▸ OBJECTIVE
Can you copy out the data exactly? Leave the images out.

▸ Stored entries

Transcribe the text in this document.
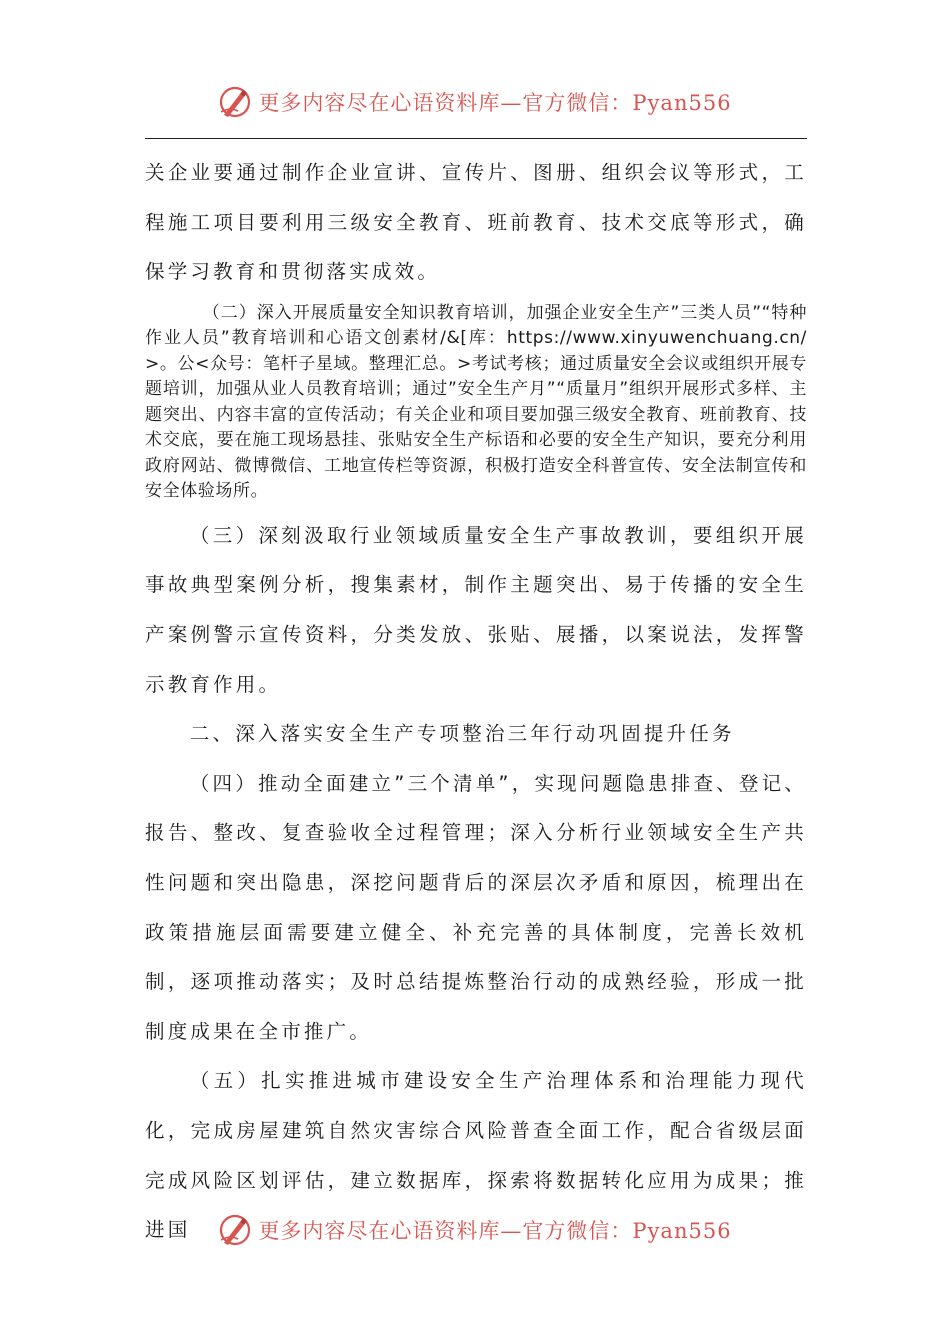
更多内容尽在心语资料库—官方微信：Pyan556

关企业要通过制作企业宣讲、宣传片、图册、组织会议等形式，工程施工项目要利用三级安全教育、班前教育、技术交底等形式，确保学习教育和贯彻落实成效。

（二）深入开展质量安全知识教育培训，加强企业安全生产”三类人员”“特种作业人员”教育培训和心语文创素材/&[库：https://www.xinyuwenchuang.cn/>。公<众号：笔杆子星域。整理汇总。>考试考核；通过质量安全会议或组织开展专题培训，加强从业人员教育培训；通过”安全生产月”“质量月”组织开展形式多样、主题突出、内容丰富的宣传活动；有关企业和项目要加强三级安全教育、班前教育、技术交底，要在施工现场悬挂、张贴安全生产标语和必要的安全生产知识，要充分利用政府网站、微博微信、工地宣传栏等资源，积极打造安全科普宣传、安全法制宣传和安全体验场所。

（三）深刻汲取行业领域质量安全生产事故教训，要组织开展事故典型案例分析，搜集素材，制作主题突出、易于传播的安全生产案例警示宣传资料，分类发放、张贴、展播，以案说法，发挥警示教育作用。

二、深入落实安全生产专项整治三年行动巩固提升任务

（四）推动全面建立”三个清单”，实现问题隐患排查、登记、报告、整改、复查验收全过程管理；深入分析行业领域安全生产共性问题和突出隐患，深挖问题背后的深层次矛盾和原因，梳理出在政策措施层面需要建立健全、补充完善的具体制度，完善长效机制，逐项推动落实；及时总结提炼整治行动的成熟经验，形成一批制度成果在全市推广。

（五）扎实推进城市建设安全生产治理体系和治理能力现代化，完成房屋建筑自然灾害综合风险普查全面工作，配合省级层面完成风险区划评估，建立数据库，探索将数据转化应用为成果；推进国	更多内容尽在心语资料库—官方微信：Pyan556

▸ ANSWER FOR THIS EXERCISE
Transcribe the text in this document.
更多内容尽在心语资料库—官方微信：Pyan556

关企业要通过制作企业宣讲、宣传片、图册、组织会议等形式，工程施工项目要利用三级安全教育、班前教育、技术交底等形式，确保学习教育和贯彻落实成效。

（二）深入开展质量安全知识教育培训，加强企业安全生产”三类人员”“特种作业人员”教育培训和心语文创素材/&[库：https://www.xinyuwenchuang.cn/>。公<众号：笔杆子星域。整理汇总。>考试考核；通过质量安全会议或组织开展专题培训，加强从业人员教育培训；通过”安全生产月”“质量月”组织开展形式多样、主题突出、内容丰富的宣传活动；有关企业和项目要加强三级安全教育、班前教育、技术交底，要在施工现场悬挂、张贴安全生产标语和必要的安全生产知识，要充分利用政府网站、微博微信、工地宣传栏等资源，积极打造安全科普宣传、安全法制宣传和安全体验场所。

（三）深刻汲取行业领域质量安全生产事故教训，要组织开展事故典型案例分析，搜集素材，制作主题突出、易于传播的安全生产案例警示宣传资料，分类发放、张贴、展播，以案说法，发挥警示教育作用。

二、深入落实安全生产专项整治三年行动巩固提升任务

（四）推动全面建立”三个清单”，实现问题隐患排查、登记、报告、整改、复查验收全过程管理；深入分析行业领域安全生产共性问题和突出隐患，深挖问题背后的深层次矛盾和原因，梳理出在政策措施层面需要建立健全、补充完善的具体制度，完善长效机制，逐项推动落实；及时总结提炼整治行动的成熟经验，形成一批制度成果在全市推广。

（五）扎实推进城市建设安全生产治理体系和治理能力现代化，完成房屋建筑自然灾害综合风险普查全面工作，配合省级层面完成风险区划评估，建立数据库，探索将数据转化应用为成果；推进国	更多内容尽在心语资料库—官方微信：Pyan556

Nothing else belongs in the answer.